*Data section*:
begin
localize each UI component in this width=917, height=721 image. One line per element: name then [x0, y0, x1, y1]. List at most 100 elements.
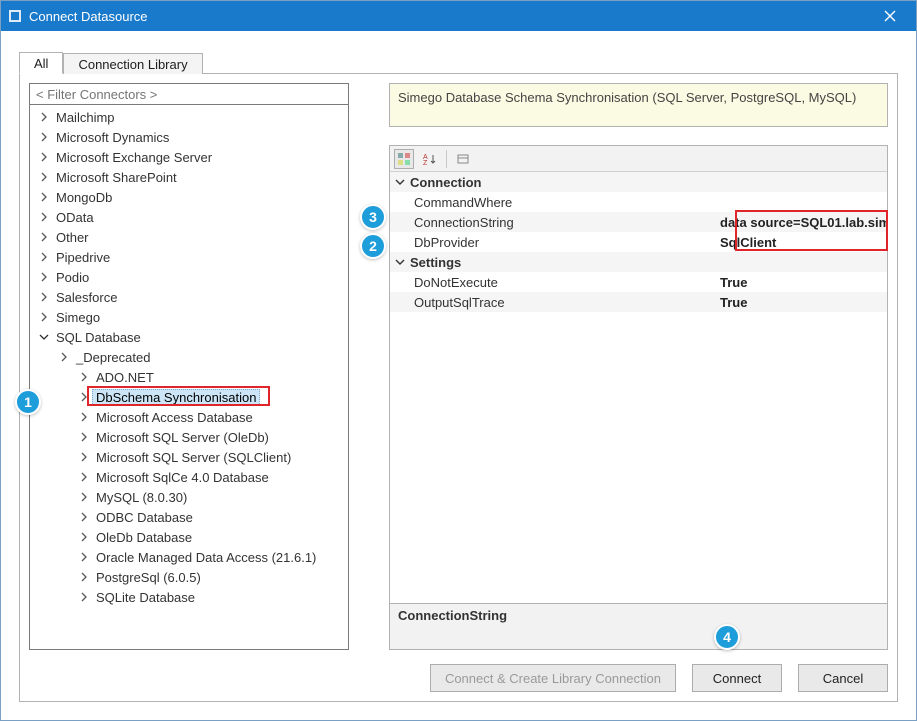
tree-item-label: Other — [52, 229, 93, 246]
tab-all[interactable]: All — [19, 52, 63, 74]
property-grid-toolbar: AZ — [390, 146, 887, 172]
tree-item-label: Microsoft SharePoint — [52, 169, 181, 186]
property-grid-body: Connection CommandWhere ConnectionString… — [390, 172, 887, 603]
property-category-connection[interactable]: Connection — [390, 172, 887, 192]
connector-tree-pane: Mailchimp Microsoft DynamicsMicrosoft Exc… — [29, 83, 349, 650]
chevron-right-icon[interactable] — [38, 271, 50, 283]
tree-item-label: Microsoft Dynamics — [52, 129, 173, 146]
property-row-dbprovider[interactable]: DbProvider SqlClient — [390, 232, 887, 252]
tree-item[interactable]: PostgreSql (6.0.5) — [30, 567, 348, 587]
tree-item-label: Microsoft Access Database — [92, 409, 257, 426]
property-row-connectionstring[interactable]: ConnectionString data source=SQL01.lab.s… — [390, 212, 887, 232]
tree-item[interactable]: Microsoft Dynamics — [30, 127, 348, 147]
connector-tree: Mailchimp Microsoft DynamicsMicrosoft Exc… — [29, 105, 349, 650]
chevron-right-icon[interactable] — [38, 171, 50, 183]
tree-item[interactable]: SQLite Database — [30, 587, 348, 607]
tree-spacer — [78, 371, 90, 383]
tree-item[interactable]: Pipedrive — [30, 247, 348, 267]
tree-item[interactable]: OleDb Database — [30, 527, 348, 547]
tree-spacer — [78, 391, 90, 403]
tree-item[interactable]: MongoDb — [30, 187, 348, 207]
close-button[interactable] — [870, 1, 910, 31]
tree-spacer — [78, 591, 90, 603]
property-row-outputsqltrace[interactable]: OutputSqlTrace True — [390, 292, 887, 312]
chevron-down-icon[interactable] — [390, 257, 410, 267]
tree-item[interactable]: Microsoft Exchange Server — [30, 147, 348, 167]
tree-item-label: Microsoft SQL Server (OleDb) — [92, 429, 273, 446]
property-description: ConnectionString — [390, 603, 887, 649]
tree-item[interactable]: Mailchimp — [30, 107, 348, 127]
connector-description: Simego Database Schema Synchronisation (… — [389, 83, 888, 127]
tree-item[interactable]: ODBC Database — [30, 507, 348, 527]
tree-spacer — [78, 571, 90, 583]
tree-item[interactable]: Oracle Managed Data Access (21.6.1) — [30, 547, 348, 567]
tree-item[interactable]: Microsoft SQL Server (OleDb) — [30, 427, 348, 447]
chevron-right-icon[interactable] — [38, 151, 50, 163]
tree-item-label: MySQL (8.0.30) — [92, 489, 191, 506]
tree-spacer — [78, 411, 90, 423]
property-row-commandwhere[interactable]: CommandWhere — [390, 192, 887, 212]
chevron-right-icon[interactable] — [38, 311, 50, 323]
callout-badge-3: 3 — [360, 204, 386, 230]
tree-item[interactable]: MySQL (8.0.30) — [30, 487, 348, 507]
tree-spacer — [78, 531, 90, 543]
tree-item[interactable]: Microsoft SqlCe 4.0 Database — [30, 467, 348, 487]
chevron-right-icon[interactable] — [58, 351, 70, 363]
titlebar: Connect Datasource — [1, 1, 916, 31]
connector-description-text: Simego Database Schema Synchronisation (… — [398, 90, 856, 105]
chevron-right-icon[interactable] — [38, 211, 50, 223]
property-pages-icon[interactable] — [453, 149, 473, 169]
connect-button[interactable]: Connect — [692, 664, 782, 692]
tree-item-label: Simego — [52, 309, 104, 326]
chevron-right-icon[interactable] — [38, 291, 50, 303]
tree-item-label: OleDb Database — [92, 529, 196, 546]
dialog-window: Connect Datasource All Connection Librar… — [0, 0, 917, 721]
tree-item-label: ODBC Database — [92, 509, 197, 526]
tree-spacer — [78, 431, 90, 443]
tree-item[interactable]: OData — [30, 207, 348, 227]
chevron-right-icon[interactable] — [38, 191, 50, 203]
tree-item[interactable]: Other — [30, 227, 348, 247]
tree-item[interactable]: SQL Database — [30, 327, 348, 347]
tree-spacer — [78, 511, 90, 523]
toolbar-separator — [446, 150, 447, 168]
callout-badge-1: 1 — [15, 389, 41, 415]
property-category-settings[interactable]: Settings — [390, 252, 887, 272]
svg-text:Z: Z — [423, 160, 428, 166]
tree-item-label: Podio — [52, 269, 93, 286]
tree-item[interactable]: Salesforce — [30, 287, 348, 307]
property-grid: AZ Connectio — [389, 145, 888, 650]
tree-item[interactable]: Microsoft SharePoint — [30, 167, 348, 187]
chevron-right-icon[interactable] — [38, 231, 50, 243]
window-title: Connect Datasource — [29, 9, 870, 24]
categorized-icon[interactable] — [394, 149, 414, 169]
tree-item-label: Microsoft SQL Server (SQLClient) — [92, 449, 295, 466]
tab-connection-library[interactable]: Connection Library — [63, 53, 202, 74]
tree-item[interactable]: Microsoft SQL Server (SQLClient) — [30, 447, 348, 467]
chevron-right-icon[interactable] — [38, 131, 50, 143]
client-area: All Connection Library Mailchimp Microsof… — [1, 31, 916, 720]
connector-tree-scroll[interactable]: Mailchimp Microsoft DynamicsMicrosoft Exc… — [30, 105, 348, 649]
tree-spacer — [78, 551, 90, 563]
cancel-button[interactable]: Cancel — [798, 664, 888, 692]
callout-badge-4: 4 — [714, 624, 740, 650]
tree-item[interactable]: Microsoft Access Database — [30, 407, 348, 427]
app-icon — [7, 8, 23, 24]
chevron-down-icon[interactable] — [38, 331, 50, 343]
tree-spacer — [78, 491, 90, 503]
chevron-right-icon[interactable] — [38, 111, 50, 123]
filter-connectors-input[interactable] — [29, 83, 349, 105]
tree-item[interactable]: _Deprecated — [30, 347, 348, 367]
tree-item[interactable]: ADO.NET — [30, 367, 348, 387]
tree-item[interactable]: Podio — [30, 267, 348, 287]
tree-item[interactable]: Simego — [30, 307, 348, 327]
property-row-donotexecute[interactable]: DoNotExecute True — [390, 272, 887, 292]
tab-panel: Mailchimp Microsoft DynamicsMicrosoft Exc… — [19, 73, 898, 702]
tree-item[interactable]: DbSchema Synchronisation — [30, 387, 348, 407]
alphabetical-icon[interactable]: AZ — [420, 149, 440, 169]
chevron-down-icon[interactable] — [390, 177, 410, 187]
chevron-right-icon[interactable] — [38, 251, 50, 263]
tree-item-label: _Deprecated — [72, 349, 154, 366]
connect-create-library-button[interactable]: Connect & Create Library Connection — [430, 664, 676, 692]
tab-bar: All Connection Library — [19, 49, 898, 73]
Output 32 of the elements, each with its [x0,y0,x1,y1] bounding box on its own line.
end
*Set problem*: Print every line of the records above without changing anything, and leave out the pictures.

*The output*:
localize each UI component in this width=917, height=721 image. One line per element: name then [x0, y0, x1, y1]. List at most 100 elements.
tree-item-label: Other — [52, 229, 93, 246]
tab-all[interactable]: All — [19, 52, 63, 74]
property-grid-toolbar: AZ — [390, 146, 887, 172]
tree-item-label: Microsoft SharePoint — [52, 169, 181, 186]
property-grid-body: Connection CommandWhere ConnectionString… — [390, 172, 887, 603]
property-category-connection[interactable]: Connection — [390, 172, 887, 192]
connector-tree-pane: Mailchimp Microsoft DynamicsMicrosoft Exc… — [29, 83, 349, 650]
chevron-right-icon[interactable] — [38, 271, 50, 283]
tree-item-label: Microsoft Dynamics — [52, 129, 173, 146]
property-row-dbprovider[interactable]: DbProvider SqlClient — [390, 232, 887, 252]
tree-item[interactable]: PostgreSql (6.0.5) — [30, 567, 348, 587]
tree-item-label: Microsoft Access Database — [92, 409, 257, 426]
property-row-connectionstring[interactable]: ConnectionString data source=SQL01.lab.s… — [390, 212, 887, 232]
tree-item[interactable]: Microsoft Dynamics — [30, 127, 348, 147]
connector-tree: Mailchimp Microsoft DynamicsMicrosoft Exc… — [29, 105, 349, 650]
chevron-right-icon[interactable] — [38, 171, 50, 183]
tree-item[interactable]: SQLite Database — [30, 587, 348, 607]
tree-spacer — [78, 371, 90, 383]
tree-item[interactable]: Pipedrive — [30, 247, 348, 267]
tree-item[interactable]: OleDb Database — [30, 527, 348, 547]
tree-spacer — [78, 391, 90, 403]
tree-item[interactable]: MongoDb — [30, 187, 348, 207]
close-button[interactable] — [870, 1, 910, 31]
tree-spacer — [78, 591, 90, 603]
property-row-outputsqltrace[interactable]: OutputSqlTrace True — [390, 292, 887, 312]
chevron-down-icon[interactable] — [390, 257, 410, 267]
tree-item[interactable]: Microsoft Exchange Server — [30, 147, 348, 167]
tree-item-label: Microsoft SQL Server (OleDb) — [92, 429, 273, 446]
property-description: ConnectionString — [390, 603, 887, 649]
tree-item[interactable]: Mailchimp — [30, 107, 348, 127]
connector-description: Simego Database Schema Synchronisation (… — [389, 83, 888, 127]
tree-item[interactable]: ODBC Database — [30, 507, 348, 527]
tree-spacer — [78, 571, 90, 583]
tree-item[interactable]: Oracle Managed Data Access (21.6.1) — [30, 547, 348, 567]
tree-item[interactable]: Microsoft SQL Server (OleDb) — [30, 427, 348, 447]
chevron-right-icon[interactable] — [38, 151, 50, 163]
tree-item-label: MySQL (8.0.30) — [92, 489, 191, 506]
tree-spacer — [78, 411, 90, 423]
property-row-commandwhere[interactable]: CommandWhere — [390, 192, 887, 212]
chevron-right-icon[interactable] — [38, 311, 50, 323]
callout-badge-3: 3 — [360, 204, 386, 230]
tree-item[interactable]: MySQL (8.0.30) — [30, 487, 348, 507]
tree-spacer — [78, 531, 90, 543]
tree-item[interactable]: Microsoft SqlCe 4.0 Database — [30, 467, 348, 487]
chevron-right-icon[interactable] — [58, 351, 70, 363]
titlebar: Connect Datasource — [1, 1, 916, 31]
connector-description-text: Simego Database Schema Synchronisation (… — [398, 90, 856, 105]
chevron-right-icon[interactable] — [38, 211, 50, 223]
property-pages-icon[interactable] — [453, 149, 473, 169]
connect-button[interactable]: Connect — [692, 664, 782, 692]
tree-item-label: Simego — [52, 309, 104, 326]
chevron-right-icon[interactable] — [38, 291, 50, 303]
tree-item-label: OleDb Database — [92, 529, 196, 546]
dialog-window: Connect Datasource All Connection Librar… — [0, 0, 917, 721]
tree-item-label: ODBC Database — [92, 509, 197, 526]
tree-spacer — [78, 431, 90, 443]
tree-item[interactable]: OData — [30, 207, 348, 227]
chevron-right-icon[interactable] — [38, 191, 50, 203]
tree-item[interactable]: Other — [30, 227, 348, 247]
tree-item[interactable]: SQL Database — [30, 327, 348, 347]
tree-spacer — [78, 511, 90, 523]
toolbar-separator — [446, 150, 447, 168]
callout-badge-1: 1 — [15, 389, 41, 415]
property-category-settings[interactable]: Settings — [390, 252, 887, 272]
svg-text:Z: Z — [423, 160, 428, 166]
tree-item-label: Podio — [52, 269, 93, 286]
tree-item[interactable]: Salesforce — [30, 287, 348, 307]
property-grid: AZ Connectio — [389, 145, 888, 650]
tree-item[interactable]: Microsoft SharePoint — [30, 167, 348, 187]
chevron-right-icon[interactable] — [38, 231, 50, 243]
window-title: Connect Datasource — [29, 9, 870, 24]
categorized-icon[interactable] — [394, 149, 414, 169]
tree-item-label: Microsoft SQL Server (SQLClient) — [92, 449, 295, 466]
tab-connection-library[interactable]: Connection Library — [63, 53, 202, 74]
tree-item[interactable]: Microsoft SQL Server (SQLClient) — [30, 447, 348, 467]
chevron-right-icon[interactable] — [38, 131, 50, 143]
client-area: All Connection Library Mailchimp Microsof… — [1, 31, 916, 720]
connector-tree-scroll[interactable]: Mailchimp Microsoft DynamicsMicrosoft Exc… — [30, 105, 348, 649]
tree-spacer — [78, 551, 90, 563]
cancel-button[interactable]: Cancel — [798, 664, 888, 692]
callout-badge-4: 4 — [714, 624, 740, 650]
tree-item[interactable]: Microsoft Access Database — [30, 407, 348, 427]
app-icon — [7, 8, 23, 24]
chevron-down-icon[interactable] — [38, 331, 50, 343]
tree-spacer — [78, 491, 90, 503]
chevron-right-icon[interactable] — [38, 111, 50, 123]
filter-connectors-input[interactable] — [29, 83, 349, 105]
tree-item[interactable]: _Deprecated — [30, 347, 348, 367]
tree-item[interactable]: ADO.NET — [30, 367, 348, 387]
tree-item[interactable]: Podio — [30, 267, 348, 287]
tree-item[interactable]: Simego — [30, 307, 348, 327]
property-row-donotexecute[interactable]: DoNotExecute True — [390, 272, 887, 292]
tab-panel: Mailchimp Microsoft DynamicsMicrosoft Exc… — [19, 73, 898, 702]
tree-item[interactable]: DbSchema Synchronisation — [30, 387, 348, 407]
alphabetical-icon[interactable]: AZ — [420, 149, 440, 169]
chevron-down-icon[interactable] — [390, 177, 410, 187]
chevron-right-icon[interactable] — [38, 251, 50, 263]
tree-item-label: _Deprecated — [72, 349, 154, 366]
connect-create-library-button[interactable]: Connect & Create Library Connection — [430, 664, 676, 692]
tab-bar: All Connection Library — [19, 49, 898, 73]
Output 32 of the elements, each with its [x0,y0,x1,y1] bounding box on its own line.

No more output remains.